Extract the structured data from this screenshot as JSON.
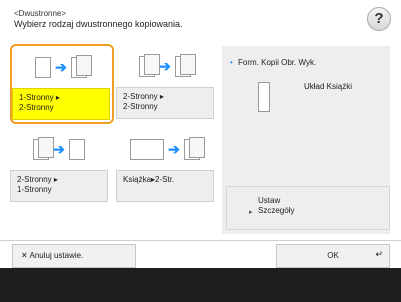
{
  "header": {
    "line1": "<Dwustronne>",
    "line2": "Wybierz rodzaj dwustronnego kopiowania."
  },
  "help_label": "?",
  "options": [
    {
      "label_line1": "1-Stronny ▸",
      "label_line2": "2-Stronny",
      "selected": true
    },
    {
      "label_line1": "2-Stronny ▸",
      "label_line2": "2-Stronny",
      "selected": false
    },
    {
      "label_line1": "2-Stronny ▸",
      "label_line2": "1-Stronny",
      "selected": false
    },
    {
      "label_line1": "Książka▸2-Str.",
      "label_line2": "",
      "selected": false
    }
  ],
  "right_panel": {
    "title": "Form. Kopii Obr. Wyk.",
    "layout_label": "Układ Książki",
    "settings_line1": "Ustaw",
    "settings_line2": "Szczegóły"
  },
  "bottom": {
    "cancel_label": "✕ Anuluj ustawie.",
    "ok_label": "OK"
  },
  "colors": {
    "selected_fill": "#ffff00",
    "selected_border": "#f0a020",
    "arrow": "#1e90ff",
    "footer": "#1e1e1e"
  }
}
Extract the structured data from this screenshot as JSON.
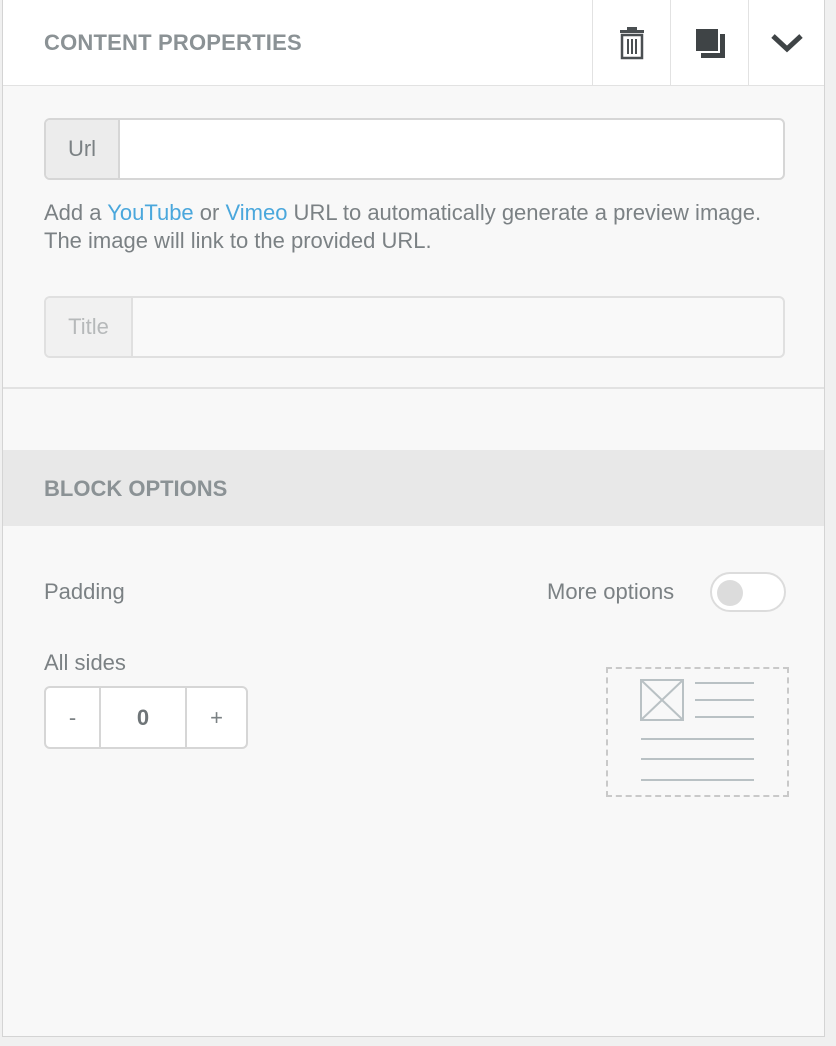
{
  "content_properties": {
    "title": "CONTENT PROPERTIES",
    "icons": {
      "delete": "trash-icon",
      "duplicate": "duplicate-icon",
      "collapse": "chevron-down-icon"
    }
  },
  "url_field": {
    "addon_label": "Url",
    "value": "",
    "placeholder": ""
  },
  "help_text": {
    "prefix": "Add a ",
    "youtube_link": "YouTube",
    "middle": " or ",
    "vimeo_link": "Vimeo",
    "suffix": " URL to automatically generate a preview image. The image will link to the provided URL."
  },
  "title_field": {
    "addon_label": "Title",
    "value": "",
    "placeholder": ""
  },
  "block_options": {
    "title": "BLOCK OPTIONS",
    "padding_label": "Padding",
    "more_options_label": "More options",
    "more_options_enabled": false,
    "all_sides_label": "All sides",
    "stepper": {
      "minus_label": "-",
      "value": "0",
      "plus_label": "+"
    },
    "preview_icon": "padding-preview-icon"
  },
  "colors": {
    "link": "#4aa7dc",
    "label": "#7b8184",
    "header_bg": "#e8e8e8"
  }
}
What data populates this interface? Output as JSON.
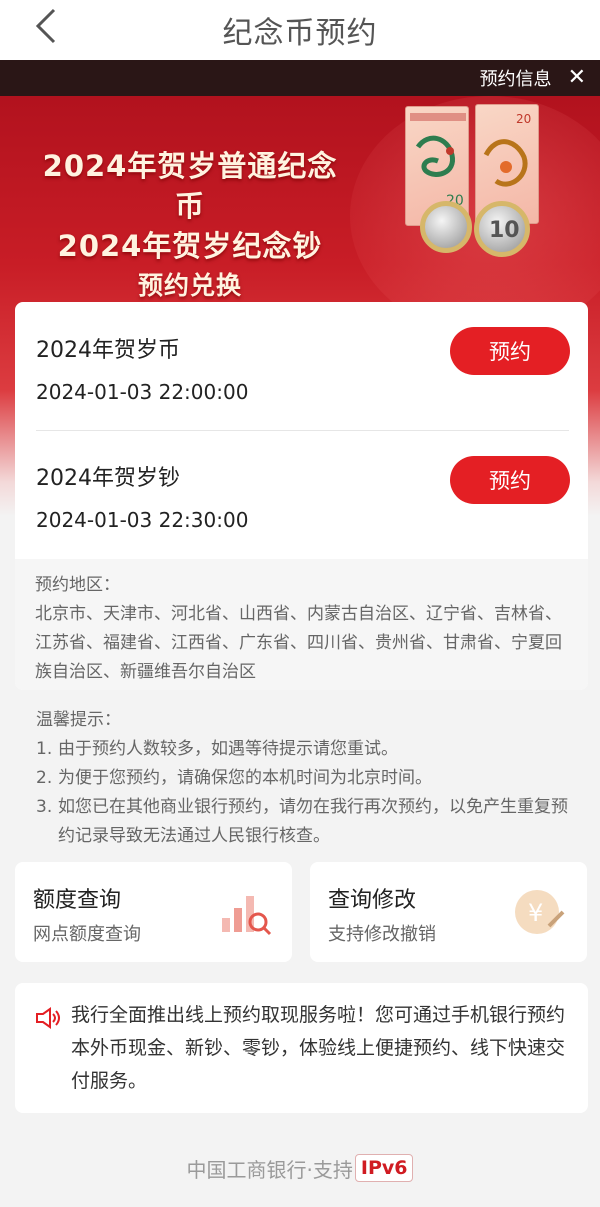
{
  "nav": {
    "title": "纪念币预约",
    "back_icon": "chevron-left-icon"
  },
  "info_bar": {
    "label": "预约信息",
    "close_glyph": "✕"
  },
  "banner": {
    "line1": "2024年贺岁普通纪念币",
    "line2": "2024年贺岁纪念钞",
    "line3": "预约兑换",
    "coin_value": "10",
    "note_value": "20"
  },
  "reservations": [
    {
      "name": "2024年贺岁币",
      "time": "2024-01-03 22:00:00",
      "button": "预约"
    },
    {
      "name": "2024年贺岁钞",
      "time": "2024-01-03 22:30:00",
      "button": "预约"
    }
  ],
  "region": {
    "title": "预约地区：",
    "text": "北京市、天津市、河北省、山西省、内蒙古自治区、辽宁省、吉林省、江苏省、福建省、江西省、广东省、四川省、贵州省、甘肃省、宁夏回族自治区、新疆维吾尔自治区"
  },
  "tips": {
    "title": "温馨提示：",
    "items": [
      {
        "num": "1.",
        "text": "由于预约人数较多，如遇等待提示请您重试。"
      },
      {
        "num": "2.",
        "text": "为便于您预约，请确保您的本机时间为北京时间。"
      },
      {
        "num": "3.",
        "text": "如您已在其他商业银行预约，请勿在我行再次预约，以免产生重复预约记录导致无法通过人民银行核查。"
      }
    ]
  },
  "quick_links": [
    {
      "title": "额度查询",
      "subtitle": "网点额度查询",
      "icon": "quota-chart-search-icon"
    },
    {
      "title": "查询修改",
      "subtitle": "支持修改撤销",
      "icon": "yuan-coin-edit-icon"
    }
  ],
  "notice": {
    "icon": "speaker-icon",
    "text": "我行全面推出线上预约取现服务啦！您可通过手机银行预约本外币现金、新钞、零钞，体验线上便捷预约、线下快速交付服务。"
  },
  "footer": {
    "text": "中国工商银行·支持",
    "badge": "IPv6"
  },
  "colors": {
    "brand_red": "#e41f24",
    "banner_red": "#c81d26",
    "gold": "#d6b76a"
  }
}
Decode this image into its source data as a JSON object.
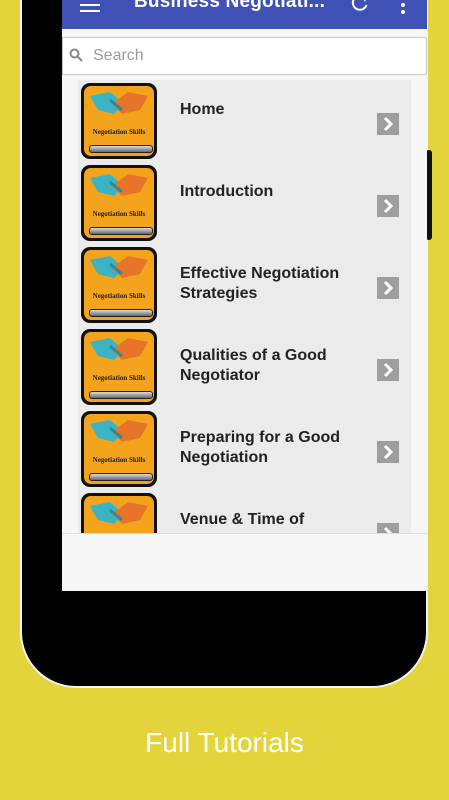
{
  "app_bar": {
    "title": "Business Negotiati...",
    "menu_icon": "hamburger-menu-icon",
    "refresh_icon": "refresh-icon",
    "more_icon": "more-vert-icon",
    "color": "#3f51b5"
  },
  "search": {
    "placeholder": "Search",
    "value": "",
    "icon": "search-icon"
  },
  "list": {
    "thumbnail_text": "Negotiation Skills",
    "items": [
      {
        "label": "Home"
      },
      {
        "label": "Introduction"
      },
      {
        "label": "Effective Negotiation Strategies"
      },
      {
        "label": "Qualities of a Good Negotiator"
      },
      {
        "label": "Preparing for a Good Negotiation"
      },
      {
        "label": "Venue & Time of"
      }
    ]
  },
  "caption": "Full Tutorials",
  "colors": {
    "background": "#e4d43c",
    "thumbnail": "#f3a41c",
    "arrow_button": "#9e9e9e"
  }
}
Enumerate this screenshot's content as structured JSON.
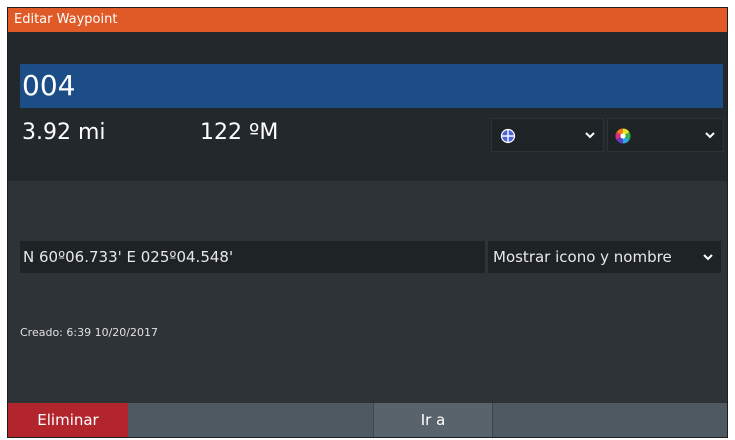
{
  "window": {
    "title": "Editar Waypoint"
  },
  "waypoint": {
    "name": "004",
    "distance": "3.92 mi",
    "bearing": "122 ºM",
    "coordinates": "N 60º06.733'   E 025º04.548'",
    "display_option": "Mostrar icono y nombre",
    "created": "Creado: 6:39   10/20/2017"
  },
  "symbol_select": {
    "icon": "waypoint-symbol-icon"
  },
  "color_select": {
    "icon": "color-wheel-icon"
  },
  "buttons": {
    "delete_label": "Eliminar",
    "goto_label": "Ir a"
  },
  "colors": {
    "title_bar": "#e05a27",
    "name_field": "#1c4d86",
    "delete_button": "#b3252d",
    "background": "#23282c"
  }
}
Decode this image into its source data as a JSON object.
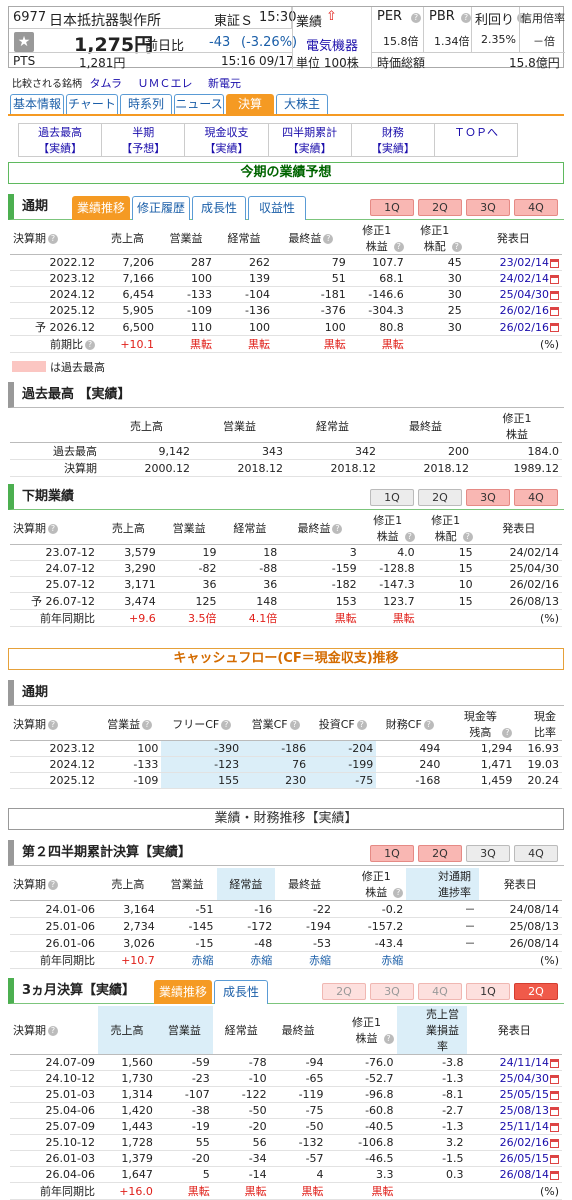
{
  "header": {
    "code": "6977",
    "name": "日本抵抗器製作所",
    "market": "東証Ｓ",
    "time": "15:30",
    "price": "1,275円",
    "prev_label": "前日比",
    "change": "-43",
    "change_pct": "(-3.26%)",
    "sector_label": "業績",
    "sector": "電気機器",
    "unit": "単位 100株",
    "per_label": "PER",
    "per": "15.8倍",
    "pbr_label": "PBR",
    "pbr": "1.34倍",
    "yield_label": "利回り",
    "yield": "2.35%",
    "margin_label": "信用倍率",
    "margin": "－倍",
    "pts_label": "PTS",
    "pts_price": "1,281円",
    "pts_time": "15:16",
    "pts_date": "09/17",
    "mcap_label": "時価総額",
    "mcap": "15.8億円",
    "compare_label": "比較される銘柄",
    "compare": [
      "タムラ",
      "ＵＭＣエレ",
      "新電元"
    ]
  },
  "tabs": [
    "基本情報",
    "チャート",
    "時系列",
    "ニュース",
    "決算",
    "大株主"
  ],
  "subnav": [
    [
      "過去最高",
      "【実績】"
    ],
    [
      "半期",
      "【予想】"
    ],
    [
      "現金収支",
      "【実績】"
    ],
    [
      "四半期累計",
      "【実績】"
    ],
    [
      "財務",
      "【実績】"
    ],
    [
      "ＴＯＰへ",
      ""
    ]
  ],
  "forecast": {
    "title": "今期の業績予想",
    "bar": "通期",
    "tabs": [
      "業績推移",
      "修正履歴",
      "成長性",
      "収益性"
    ],
    "q": [
      "1Q",
      "2Q",
      "3Q",
      "4Q"
    ],
    "headers": [
      "決算期",
      "売上高",
      "営業益",
      "経常益",
      "最終益",
      "修正1株益",
      "修正1株配",
      "発表日"
    ],
    "rows": [
      [
        "2022.12",
        "7,206",
        "287",
        "262",
        "79",
        "107.7",
        "45",
        "23/02/14"
      ],
      [
        "2023.12",
        "7,166",
        "100",
        "139",
        "51",
        "68.1",
        "30",
        "24/02/14"
      ],
      [
        "2024.12",
        "6,454",
        "-133",
        "-104",
        "-181",
        "-146.6",
        "30",
        "25/04/30"
      ],
      [
        "2025.12",
        "5,905",
        "-109",
        "-136",
        "-376",
        "-304.3",
        "25",
        "26/02/16"
      ],
      [
        "予 2026.12",
        "6,500",
        "110",
        "100",
        "100",
        "80.8",
        "30",
        "26/02/16"
      ]
    ],
    "cmp": [
      "前期比",
      "+10.1",
      "黒転",
      "黒転",
      "黒転",
      "黒転",
      "",
      "(%)"
    ],
    "legend": "は過去最高"
  },
  "record": {
    "bar": "過去最高 【実績】",
    "headers": [
      "売上高",
      "営業益",
      "経常益",
      "最終益",
      "修正1株益"
    ],
    "rows": [
      [
        "過去最高",
        "9,142",
        "343",
        "342",
        "200",
        "184.0"
      ],
      [
        "決算期",
        "2000.12",
        "2018.12",
        "2018.12",
        "2018.12",
        "1989.12"
      ]
    ]
  },
  "half": {
    "bar": "下期業績",
    "q": [
      "1Q",
      "2Q",
      "3Q",
      "4Q"
    ],
    "headers": [
      "決算期",
      "売上高",
      "営業益",
      "経常益",
      "最終益",
      "修正1株益",
      "修正1株配",
      "発表日"
    ],
    "rows": [
      [
        "23.07-12",
        "3,579",
        "19",
        "18",
        "3",
        "4.0",
        "15",
        "24/02/14"
      ],
      [
        "24.07-12",
        "3,290",
        "-82",
        "-88",
        "-159",
        "-128.8",
        "15",
        "25/04/30"
      ],
      [
        "25.07-12",
        "3,171",
        "36",
        "36",
        "-182",
        "-147.3",
        "10",
        "26/02/16"
      ],
      [
        "予 26.07-12",
        "3,474",
        "125",
        "148",
        "153",
        "123.7",
        "15",
        "26/08/13"
      ]
    ],
    "cmp": [
      "前年同期比",
      "+9.6",
      "3.5倍",
      "4.1倍",
      "黒転",
      "黒転",
      "",
      "(%)"
    ]
  },
  "cf": {
    "title": "キャッシュフロー(CF＝現金収支)推移",
    "bar": "通期",
    "headers": [
      "決算期",
      "営業益",
      "フリーCF",
      "営業CF",
      "投資CF",
      "財務CF",
      "現金等残高",
      "現金比率"
    ],
    "rows": [
      [
        "2023.12",
        "100",
        "-390",
        "-186",
        "-204",
        "494",
        "1,294",
        "16.93"
      ],
      [
        "2024.12",
        "-133",
        "-123",
        "76",
        "-199",
        "240",
        "1,471",
        "19.03"
      ],
      [
        "2025.12",
        "-109",
        "155",
        "230",
        "-75",
        "-168",
        "1,459",
        "20.24"
      ]
    ]
  },
  "trend": {
    "title": "業績・財務推移【実績】"
  },
  "cum": {
    "bar": "第２四半期累計決算【実績】",
    "q": [
      "1Q",
      "2Q",
      "3Q",
      "4Q"
    ],
    "headers": [
      "決算期",
      "売上高",
      "営業益",
      "経常益",
      "最終益",
      "修正1株益",
      "対通期進捗率",
      "発表日"
    ],
    "rows": [
      [
        "24.01-06",
        "3,164",
        "-51",
        "-16",
        "-22",
        "-0.2",
        "－",
        "24/08/14"
      ],
      [
        "25.01-06",
        "2,734",
        "-145",
        "-172",
        "-194",
        "-157.2",
        "－",
        "25/08/13"
      ],
      [
        "26.01-06",
        "3,026",
        "-15",
        "-48",
        "-53",
        "-43.4",
        "－",
        "26/08/14"
      ]
    ],
    "cmp": [
      "前年同期比",
      "+10.7",
      "赤縮",
      "赤縮",
      "赤縮",
      "赤縮",
      "",
      "(%)"
    ]
  },
  "q3m": {
    "bar": "3ヵ月決算【実績】",
    "tabs": [
      "業績推移",
      "成長性"
    ],
    "q": [
      "2Q",
      "3Q",
      "4Q",
      "1Q",
      "2Q"
    ],
    "headers": [
      "決算期",
      "売上高",
      "営業益",
      "経常益",
      "最終益",
      "修正1株益",
      "売上営業損益率",
      "発表日"
    ],
    "rows": [
      [
        "24.07-09",
        "1,560",
        "-59",
        "-78",
        "-94",
        "-76.0",
        "-3.8",
        "24/11/14"
      ],
      [
        "24.10-12",
        "1,730",
        "-23",
        "-10",
        "-65",
        "-52.7",
        "-1.3",
        "25/04/30"
      ],
      [
        "25.01-03",
        "1,314",
        "-107",
        "-122",
        "-119",
        "-96.8",
        "-8.1",
        "25/05/15"
      ],
      [
        "25.04-06",
        "1,420",
        "-38",
        "-50",
        "-75",
        "-60.8",
        "-2.7",
        "25/08/13"
      ],
      [
        "25.07-09",
        "1,443",
        "-19",
        "-20",
        "-50",
        "-40.5",
        "-1.3",
        "25/11/14"
      ],
      [
        "25.10-12",
        "1,728",
        "55",
        "56",
        "-132",
        "-106.8",
        "3.2",
        "26/02/16"
      ],
      [
        "26.01-03",
        "1,379",
        "-20",
        "-34",
        "-57",
        "-46.5",
        "-1.5",
        "26/05/15"
      ],
      [
        "26.04-06",
        "1,647",
        "5",
        "-14",
        "4",
        "3.3",
        "0.3",
        "26/08/14"
      ]
    ],
    "cmp": [
      "前年同期比",
      "+16.0",
      "黒転",
      "黒転",
      "黒転",
      "黒転",
      "",
      "(%)"
    ]
  }
}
__________
Say how many lines of the data include the string "Good". Nothing other than the number should be given.

2